▶ [Problems and tasks]:
• A. Using the article on Trinity Western University's MA TESOL program, answer these:
(i) At which university was Acton a Faculty Professor three years earlier?
(ii) In what year was the St. Louis conference where Acton connected with Goertzen?
(iii) How many students made up the program's first cohort?
• B. Translate this sentence from the MA TESOL article into Spanish: "Goertzen and Acton spent the next three years building the program as a side project to their full-time jobs."

▶ [Excerpt provided]:
::::
The tentmakers of the new millennium

“We didn’t sleep much in July—but when you have something you believe in
and have the support of the community around you, it’s not bumpy at all—it’s
an adventure.”—Bill Acton, Director of MA TESOL

Langley, B.C.—Trinity Western University’s undergrad and graduate degrees programs exist to equip students to compete in today’s marketplace. TWU’s newest Graduate Level Degree is one of those programs—but not in the traditional sense.

“This is a program for ‘tent-makers,’” says Bill Acton, Director of the new Masters of Arts in Teaching English to Speakers of Other Languages (MA TESOL). “It exists to get more committed Christians into countries presently inaccessible to missionaries. Part of the initial success of this program arises from having a group of students who have a strong heart for God and want to share the gospel. If other people come, we’re delighted, but the training of Godly Christian leaders is really what we’re all about.”

Three years ago, Acton was a Faculty Professor in the Graduate School at Nagoya University of Commerce and Business in Japan. At the time, he never expected that an unplanned brainstorming session in a St. Louis cafeteria would change the course of his life. But one poignant discussion and a few dozen napkin diagrams later, a world impacting program was born.

“I first met Phil Goertzen (Director of TWU’s undergrad TESL Certificate program) while teaching in Japan,” explains Acton, “But I really connected with him at the ‘Teaching English as a Second Language’ conference in St. Louis, in 1999. As we started talking about the needs of Christian teachers, the idea of starting a program that would train teacher trainers ignited. So we walked around and picked up brochures from all the booths that offered a masters program. We looked at the best things each program offered and molded that into one program for TWU.”

Goertzen and Acton spent the next three years building the program as a side project to their full-time jobs. Remarkably, Acton says he had never planned to actually teach at TWU. “My job was in Japan,” he says. “I was just helping Phil. But when TWU called and asked me to come, I knew I had to say ‘yes’.”

Though provincial accreditation was only finalized in June 2003, by July the MA TESOL was up and running, with the first 20 student cohort. The accepted applicants came from across the globe: from South Africa, Gabon, Japan, China, Korea, Taiwan and, of course, North America.

“There has been an enormous interest in the program,” says Acton. “I think we’re approaching 300 inquiries in the first six months alone, and it’s pretty much all word of mouth.” According to Acton the need for English language teachers has grown exponentially, as has the need for accreditation. This global demand is creating many new ministry opportunities, as countries otherwise closed to missionaries are now opening to English teachers. There is, however, one big gap.
::::
▶ [Dataset section]:
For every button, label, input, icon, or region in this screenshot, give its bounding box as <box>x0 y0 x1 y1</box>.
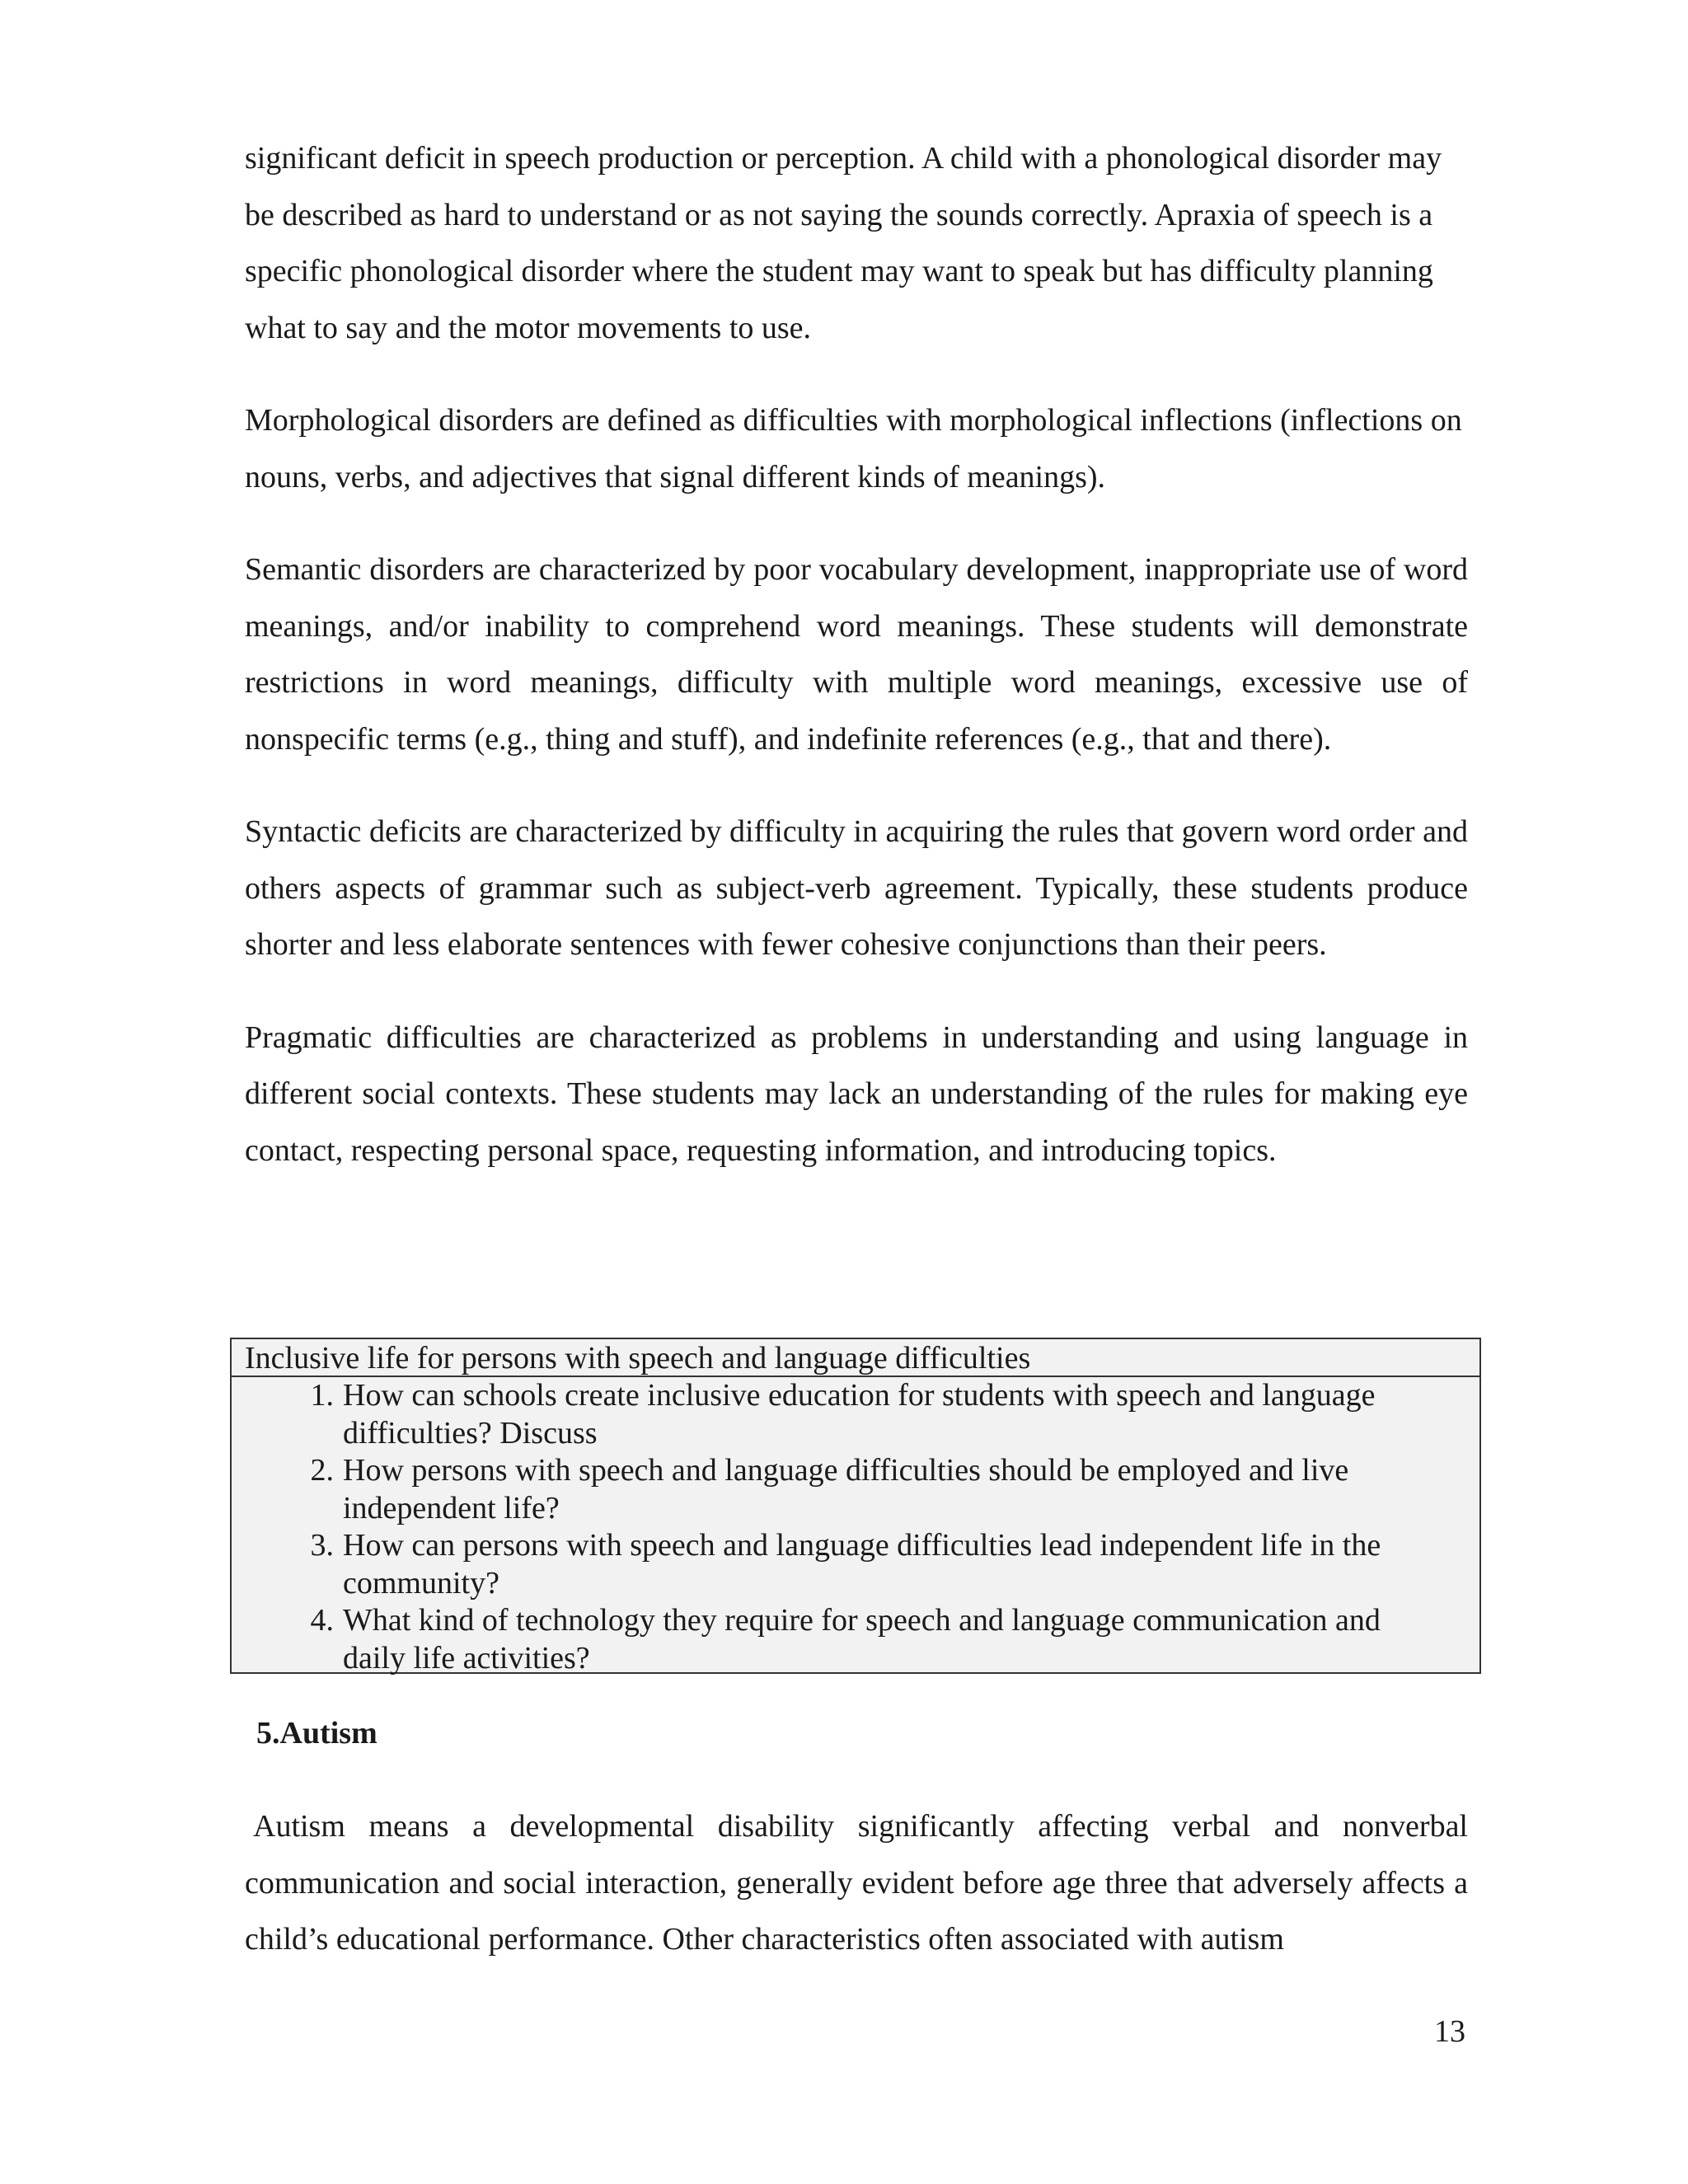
::::
▶ [Solutions by task]:
• A.
(i) Nagoya University of Commerce and Business in Japan
(ii) 1999
(iii) 20

• B. Goertzen y Acton dedicaron los tres años siguientes a desarrollar el programa como un proyecto paralelo a sus trabajos de tiempo completo.